GIVEN INSTRUCTION: Write out only the lines running from the one that contains "Read all visible content and emit it as JSON." to the end of the material, both ends included.

EXERCISE INPUTS:

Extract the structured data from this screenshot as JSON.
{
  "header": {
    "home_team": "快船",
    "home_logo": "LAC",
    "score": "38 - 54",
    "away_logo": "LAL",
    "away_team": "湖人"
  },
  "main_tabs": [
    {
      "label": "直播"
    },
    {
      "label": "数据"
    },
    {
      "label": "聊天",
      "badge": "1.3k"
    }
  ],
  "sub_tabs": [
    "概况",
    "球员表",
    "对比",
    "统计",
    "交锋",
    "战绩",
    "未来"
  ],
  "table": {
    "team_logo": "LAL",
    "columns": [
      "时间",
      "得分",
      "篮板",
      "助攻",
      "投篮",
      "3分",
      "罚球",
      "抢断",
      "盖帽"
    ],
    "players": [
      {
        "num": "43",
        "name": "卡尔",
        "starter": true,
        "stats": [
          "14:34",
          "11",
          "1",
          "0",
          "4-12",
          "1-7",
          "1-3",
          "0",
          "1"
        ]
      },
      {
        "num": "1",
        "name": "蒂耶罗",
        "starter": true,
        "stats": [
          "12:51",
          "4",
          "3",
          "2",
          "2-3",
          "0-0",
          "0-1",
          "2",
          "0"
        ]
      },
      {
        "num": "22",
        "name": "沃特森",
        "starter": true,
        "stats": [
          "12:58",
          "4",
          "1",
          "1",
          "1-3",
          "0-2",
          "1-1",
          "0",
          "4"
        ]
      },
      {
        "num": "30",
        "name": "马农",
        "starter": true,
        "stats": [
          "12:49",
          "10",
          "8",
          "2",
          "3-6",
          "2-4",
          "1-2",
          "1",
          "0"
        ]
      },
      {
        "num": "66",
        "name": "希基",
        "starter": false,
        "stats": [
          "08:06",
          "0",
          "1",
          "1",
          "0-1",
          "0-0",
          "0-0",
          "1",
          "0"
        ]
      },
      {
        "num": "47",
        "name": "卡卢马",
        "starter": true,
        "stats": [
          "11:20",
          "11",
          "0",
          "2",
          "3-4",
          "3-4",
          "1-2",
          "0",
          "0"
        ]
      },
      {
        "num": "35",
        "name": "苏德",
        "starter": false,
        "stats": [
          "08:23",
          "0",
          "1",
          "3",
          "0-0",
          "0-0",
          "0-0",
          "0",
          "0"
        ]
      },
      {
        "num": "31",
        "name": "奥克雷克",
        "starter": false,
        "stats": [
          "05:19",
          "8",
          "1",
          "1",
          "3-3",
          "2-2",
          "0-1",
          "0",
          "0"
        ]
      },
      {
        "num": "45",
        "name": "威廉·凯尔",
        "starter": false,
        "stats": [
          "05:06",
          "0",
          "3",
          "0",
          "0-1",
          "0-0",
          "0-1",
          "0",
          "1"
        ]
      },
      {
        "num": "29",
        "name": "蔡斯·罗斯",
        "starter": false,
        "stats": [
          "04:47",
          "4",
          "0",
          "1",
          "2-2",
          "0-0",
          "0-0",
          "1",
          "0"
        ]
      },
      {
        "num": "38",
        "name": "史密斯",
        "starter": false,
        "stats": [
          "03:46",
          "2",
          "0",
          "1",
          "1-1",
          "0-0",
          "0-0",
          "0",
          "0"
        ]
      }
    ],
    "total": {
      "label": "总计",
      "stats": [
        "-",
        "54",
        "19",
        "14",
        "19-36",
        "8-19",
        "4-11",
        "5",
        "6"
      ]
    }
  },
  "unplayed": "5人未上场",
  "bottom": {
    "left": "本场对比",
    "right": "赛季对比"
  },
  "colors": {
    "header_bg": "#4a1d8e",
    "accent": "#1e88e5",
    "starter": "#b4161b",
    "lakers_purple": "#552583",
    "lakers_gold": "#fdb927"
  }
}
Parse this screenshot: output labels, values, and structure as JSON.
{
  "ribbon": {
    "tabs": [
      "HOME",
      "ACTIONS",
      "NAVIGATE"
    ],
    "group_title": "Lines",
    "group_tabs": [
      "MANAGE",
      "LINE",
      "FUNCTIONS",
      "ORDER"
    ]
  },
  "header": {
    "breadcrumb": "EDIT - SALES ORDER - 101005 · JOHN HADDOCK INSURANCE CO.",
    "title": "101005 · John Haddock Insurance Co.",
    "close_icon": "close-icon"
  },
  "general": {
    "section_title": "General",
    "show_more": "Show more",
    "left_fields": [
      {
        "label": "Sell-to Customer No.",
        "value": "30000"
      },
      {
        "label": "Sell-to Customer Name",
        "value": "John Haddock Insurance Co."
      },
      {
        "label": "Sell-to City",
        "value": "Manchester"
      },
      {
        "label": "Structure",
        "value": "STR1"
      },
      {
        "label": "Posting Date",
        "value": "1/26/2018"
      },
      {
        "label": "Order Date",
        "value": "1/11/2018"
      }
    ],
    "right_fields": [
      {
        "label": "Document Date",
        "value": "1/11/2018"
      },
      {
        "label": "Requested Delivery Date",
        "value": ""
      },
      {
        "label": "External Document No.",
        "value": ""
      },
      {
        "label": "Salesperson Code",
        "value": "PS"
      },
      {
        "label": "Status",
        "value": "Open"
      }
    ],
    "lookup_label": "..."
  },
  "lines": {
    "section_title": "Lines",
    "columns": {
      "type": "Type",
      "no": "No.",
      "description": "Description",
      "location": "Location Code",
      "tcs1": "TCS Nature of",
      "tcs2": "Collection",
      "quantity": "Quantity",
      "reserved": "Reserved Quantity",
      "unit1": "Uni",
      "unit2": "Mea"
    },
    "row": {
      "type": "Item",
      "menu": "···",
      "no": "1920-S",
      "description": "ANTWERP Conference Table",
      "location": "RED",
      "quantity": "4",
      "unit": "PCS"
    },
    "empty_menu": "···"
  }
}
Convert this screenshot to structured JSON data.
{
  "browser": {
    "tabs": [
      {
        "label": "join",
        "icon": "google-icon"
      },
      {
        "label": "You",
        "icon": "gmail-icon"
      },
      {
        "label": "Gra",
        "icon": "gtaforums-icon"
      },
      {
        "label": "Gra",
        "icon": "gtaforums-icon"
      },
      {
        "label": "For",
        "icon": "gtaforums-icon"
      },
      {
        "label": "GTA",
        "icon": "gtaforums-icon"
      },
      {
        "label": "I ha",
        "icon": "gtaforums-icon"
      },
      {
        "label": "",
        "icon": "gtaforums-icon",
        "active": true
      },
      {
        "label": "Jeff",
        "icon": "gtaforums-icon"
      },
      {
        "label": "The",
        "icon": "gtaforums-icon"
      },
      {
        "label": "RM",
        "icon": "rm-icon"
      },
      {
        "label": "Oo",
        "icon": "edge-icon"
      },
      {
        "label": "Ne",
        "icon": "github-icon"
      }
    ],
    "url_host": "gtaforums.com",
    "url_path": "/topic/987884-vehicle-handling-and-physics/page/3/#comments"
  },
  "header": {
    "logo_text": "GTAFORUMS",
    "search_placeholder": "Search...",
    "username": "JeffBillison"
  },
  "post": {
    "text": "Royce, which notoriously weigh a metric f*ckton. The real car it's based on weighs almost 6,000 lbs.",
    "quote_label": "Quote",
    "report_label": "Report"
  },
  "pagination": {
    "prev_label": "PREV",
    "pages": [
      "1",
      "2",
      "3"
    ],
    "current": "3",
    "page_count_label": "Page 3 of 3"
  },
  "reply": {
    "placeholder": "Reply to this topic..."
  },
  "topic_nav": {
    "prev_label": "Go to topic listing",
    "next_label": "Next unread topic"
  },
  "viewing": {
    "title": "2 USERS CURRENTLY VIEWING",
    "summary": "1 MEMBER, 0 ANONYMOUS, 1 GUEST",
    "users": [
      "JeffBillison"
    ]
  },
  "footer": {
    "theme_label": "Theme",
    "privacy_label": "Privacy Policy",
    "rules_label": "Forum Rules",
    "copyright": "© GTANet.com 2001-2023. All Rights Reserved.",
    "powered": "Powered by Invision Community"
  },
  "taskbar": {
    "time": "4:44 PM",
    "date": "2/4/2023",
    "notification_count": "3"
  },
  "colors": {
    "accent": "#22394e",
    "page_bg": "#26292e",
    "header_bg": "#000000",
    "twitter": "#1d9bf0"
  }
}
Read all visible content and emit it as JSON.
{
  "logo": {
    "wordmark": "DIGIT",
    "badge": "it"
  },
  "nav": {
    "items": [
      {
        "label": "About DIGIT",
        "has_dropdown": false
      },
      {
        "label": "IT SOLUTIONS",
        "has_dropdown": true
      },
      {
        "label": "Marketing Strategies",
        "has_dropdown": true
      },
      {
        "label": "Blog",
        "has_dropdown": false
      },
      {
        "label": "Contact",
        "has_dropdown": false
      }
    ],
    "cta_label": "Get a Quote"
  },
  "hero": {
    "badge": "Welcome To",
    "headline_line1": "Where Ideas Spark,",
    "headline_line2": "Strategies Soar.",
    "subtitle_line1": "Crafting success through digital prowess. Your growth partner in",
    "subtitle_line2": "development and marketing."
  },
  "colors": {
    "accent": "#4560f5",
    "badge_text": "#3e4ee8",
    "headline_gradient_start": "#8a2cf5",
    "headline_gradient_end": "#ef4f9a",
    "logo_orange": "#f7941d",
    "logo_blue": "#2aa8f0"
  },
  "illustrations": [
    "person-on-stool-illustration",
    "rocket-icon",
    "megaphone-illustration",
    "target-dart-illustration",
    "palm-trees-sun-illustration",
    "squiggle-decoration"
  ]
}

OUTPUT FOR THIS TASK:
Read all visible content and emit it as JSON.
{
  "logo": {
    "wordmark": "DIGIT",
    "badge": "it"
  },
  "nav": {
    "items": [
      {
        "label": "About DIGIT",
        "has_dropdown": false
      },
      {
        "label": "IT SOLUTIONS",
        "has_dropdown": true
      },
      {
        "label": "Marketing Strategies",
        "has_dropdown": true
      },
      {
        "label": "Blog",
        "has_dropdown": false
      },
      {
        "label": "Contact",
        "has_dropdown": false
      }
    ],
    "cta_label": "Get a Quote"
  },
  "hero": {
    "badge": "Welcome To",
    "headline_line1": "Where Ideas Spark,",
    "headline_line2": "Strategies Soar.",
    "subtitle_line1": "Crafting success through digital prowess. Your growth partner in",
    "subtitle_line2": "development and marketing."
  },
  "colors": {
    "accent": "#4560f5",
    "badge_text": "#3e4ee8",
    "headline_gradient_start": "#8a2cf5",
    "headline_gradient_end": "#ef4f9a",
    "logo_orange": "#f7941d",
    "logo_blue": "#2aa8f0"
  },
  "illustrations": [
    "person-on-stool-illustration",
    "rocket-icon",
    "megaphone-illustration",
    "target-dart-illustration",
    "palm-trees-sun-illustration",
    "squiggle-decoration"
  ]
}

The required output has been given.